* _Material to process_:
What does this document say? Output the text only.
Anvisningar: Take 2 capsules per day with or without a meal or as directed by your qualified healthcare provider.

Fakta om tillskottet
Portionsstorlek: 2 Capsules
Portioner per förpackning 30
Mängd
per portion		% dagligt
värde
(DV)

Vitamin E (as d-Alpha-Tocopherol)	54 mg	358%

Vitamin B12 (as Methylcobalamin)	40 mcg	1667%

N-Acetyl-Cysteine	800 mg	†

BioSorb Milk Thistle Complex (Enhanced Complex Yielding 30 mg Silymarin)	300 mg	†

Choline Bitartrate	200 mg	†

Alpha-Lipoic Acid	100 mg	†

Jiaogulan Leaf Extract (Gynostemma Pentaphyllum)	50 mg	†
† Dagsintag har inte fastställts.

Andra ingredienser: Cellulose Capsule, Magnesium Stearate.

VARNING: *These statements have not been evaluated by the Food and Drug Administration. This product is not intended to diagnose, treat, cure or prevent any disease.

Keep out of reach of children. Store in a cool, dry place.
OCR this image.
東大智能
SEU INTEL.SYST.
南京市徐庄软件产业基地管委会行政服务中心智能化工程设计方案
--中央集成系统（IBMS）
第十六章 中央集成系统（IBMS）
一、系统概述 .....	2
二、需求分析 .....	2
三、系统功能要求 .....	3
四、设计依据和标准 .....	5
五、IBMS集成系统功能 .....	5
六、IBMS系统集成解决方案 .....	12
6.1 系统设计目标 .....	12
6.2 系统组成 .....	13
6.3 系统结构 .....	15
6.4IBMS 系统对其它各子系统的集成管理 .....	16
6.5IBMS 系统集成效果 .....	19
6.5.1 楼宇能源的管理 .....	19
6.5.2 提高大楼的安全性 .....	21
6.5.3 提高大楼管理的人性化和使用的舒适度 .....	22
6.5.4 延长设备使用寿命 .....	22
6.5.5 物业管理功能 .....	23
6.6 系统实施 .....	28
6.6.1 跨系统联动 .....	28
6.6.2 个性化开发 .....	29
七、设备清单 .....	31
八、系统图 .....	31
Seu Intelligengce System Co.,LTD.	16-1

* _Problem to work on_:
Look through the entries and find each line that has the string "Vitamin". Copy those lines.

* _Response_:
Vitamin E (as d-Alpha-Tocopherol)	54 mg	358%
Vitamin B12 (as Methylcobalamin)	40 mcg	1667%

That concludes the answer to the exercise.